▶ [Requirement] Count the lines in the records below that contain the string "check", treating uppercase and lowercase letters as different, and reply with only that number.

───

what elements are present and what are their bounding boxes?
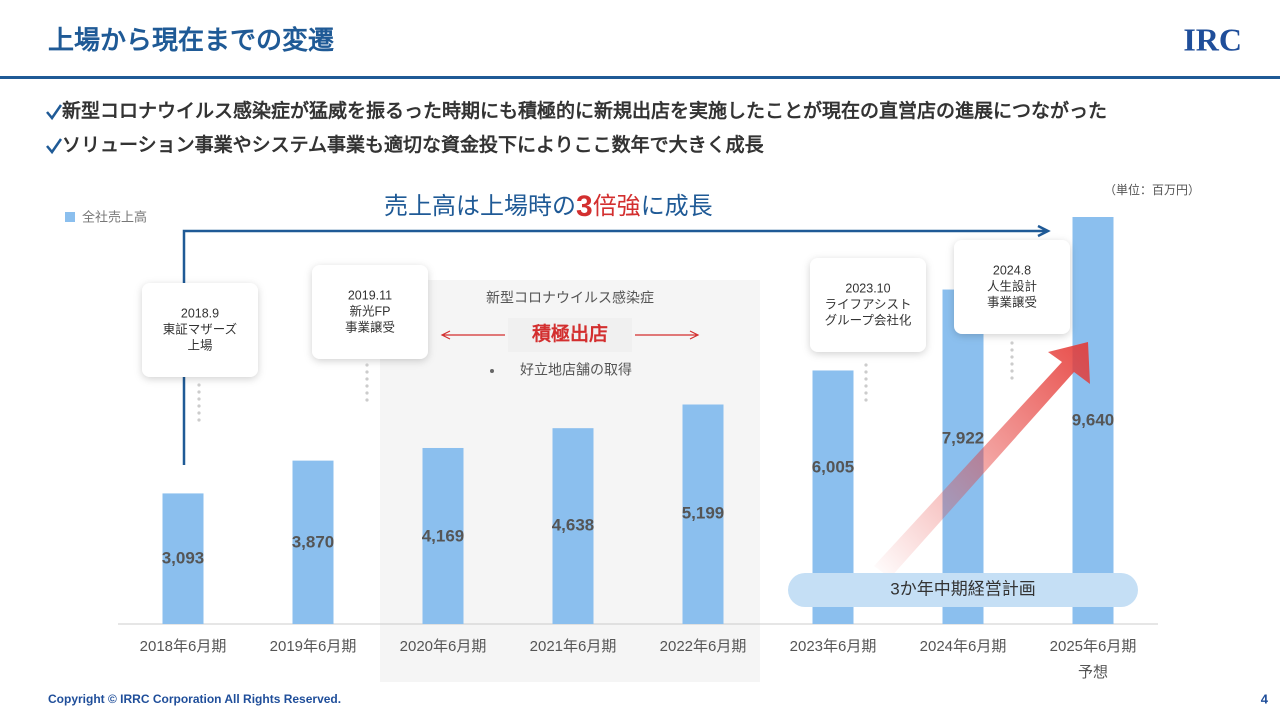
legend-swatch (65, 212, 75, 222)
x-tick-label: 2023年6月期 (790, 638, 877, 655)
callout-text: 事業譲受 (345, 319, 395, 334)
x-tick-label: 2022年6月期 (660, 638, 747, 655)
callout-dot (864, 370, 868, 374)
value-label: 3,093 (162, 548, 205, 567)
headline-emphasis: 倍強 (593, 193, 641, 220)
callout-text: 東証マザーズ (163, 321, 237, 336)
growth-arrow-red (874, 342, 1090, 578)
slide-title: 上場から現在までの変遷 (48, 25, 334, 55)
bars: 3,093 2018年6月期 3,870 2019年6月期 4,169 2020年6月期 4… (140, 217, 1137, 655)
logo: IRC (1183, 21, 1242, 57)
x-tick-label: 2025年6月期 (1050, 638, 1137, 655)
headline: 売上高は上場時の3倍強に成長 (384, 190, 713, 223)
callout-dot (1010, 341, 1014, 345)
title-rule (0, 76, 1280, 79)
callout-dot (197, 397, 201, 401)
callout-dot (197, 411, 201, 415)
callout-box (312, 265, 428, 359)
bullet-text: 新型コロナウイルス感染症が猛威を振るった時期にも積極的に新規出店を実施したことが… (62, 99, 1107, 122)
x-tick-label: 2021年6月期 (530, 638, 617, 655)
callout-text: ライフアシスト (824, 297, 911, 311)
callout-dot (864, 398, 868, 402)
covid-bullet: 好立地店舗の取得 (520, 362, 632, 378)
callout-text: 2019.11 (348, 288, 392, 302)
callout-dot (197, 383, 201, 387)
callout-dot (197, 390, 201, 394)
bar (162, 493, 204, 624)
x-tick-label: 2018年6月期 (140, 638, 227, 655)
callout-dot (365, 391, 369, 395)
x-tick-label: 2024年6月期 (920, 638, 1007, 655)
callout-dot (864, 363, 868, 367)
callout-box (954, 240, 1070, 334)
value-label: 4,638 (552, 515, 595, 534)
callout-dot (864, 384, 868, 388)
callout-text: 新光FP (350, 303, 391, 318)
unit-label: （単位：百万円） (1104, 182, 1200, 197)
value-label: 4,169 (422, 526, 465, 545)
value-label: 3,870 (292, 532, 335, 551)
callout-dot (1010, 376, 1014, 380)
callout-dot (365, 377, 369, 381)
callout-dot (365, 363, 369, 367)
emphasis-arrows (440, 330, 700, 340)
value-label: 9,640 (1072, 410, 1115, 429)
callout-text: 人生設計 (987, 278, 1037, 293)
bar (422, 447, 464, 624)
callout-dot (365, 398, 369, 402)
x-tick-label: 2019年6月期 (270, 638, 357, 655)
plan-label: 3か年中期経営計画 (890, 579, 1035, 598)
callout-text: 2018.9 (181, 306, 219, 320)
callout-text: 上場 (187, 338, 212, 352)
callout-text: 2024.8 (993, 263, 1031, 277)
footer: Copyright © IRRC Corporation All Rights … (48, 692, 341, 706)
callouts: 2018.9東証マザーズ上場2019.11新光FP事業譲受2023.10ライフア… (142, 240, 1070, 422)
growth-arrow (182, 224, 1051, 465)
forecast-note: 予想 (1078, 664, 1108, 681)
emphasis-box (508, 318, 632, 352)
headline-text: に成長 (641, 193, 713, 220)
plan-pill (788, 573, 1138, 607)
headline-number: 3 (576, 190, 593, 223)
bullet-dot (490, 369, 494, 373)
covid-title: 新型コロナウイルス感染症 (486, 290, 654, 306)
callout-text: グループ会社化 (825, 312, 912, 327)
callout-dot (1010, 369, 1014, 373)
bar (682, 404, 724, 624)
bullet-text: ソリューション事業やシステム事業も適切な資金投下によりここ数年で大きく成長 (62, 133, 765, 156)
check-icon (46, 138, 63, 155)
check-icon (46, 104, 63, 121)
value-label: 6,005 (812, 457, 855, 476)
covid-emphasis: 積極出店 (532, 322, 608, 345)
callout-dot (1010, 348, 1014, 352)
callout-dot (365, 370, 369, 374)
value-label: 7,922 (942, 428, 985, 447)
bar (1072, 217, 1114, 624)
x-tick-label: 2020年6月期 (400, 638, 487, 655)
callout-dot (1010, 362, 1014, 366)
callout-text: 2023.10 (845, 281, 890, 295)
callout-dot (864, 377, 868, 381)
callout-text: 事業譲受 (987, 294, 1037, 309)
callout-dot (197, 418, 201, 422)
bar (552, 428, 594, 624)
callout-box (142, 283, 258, 377)
callout-dot (365, 384, 369, 388)
bar (292, 460, 334, 624)
headline-text: 売上高は上場時の (384, 193, 576, 220)
page-number: 4 (1261, 691, 1269, 706)
callout-box (810, 258, 926, 352)
callout-dot (1010, 355, 1014, 359)
callout-dot (864, 391, 868, 395)
legend-label: 全社売上高 (82, 209, 147, 224)
callout-dot (197, 404, 201, 408)
value-label: 5,199 (682, 503, 725, 522)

───

▶ [Task output] 2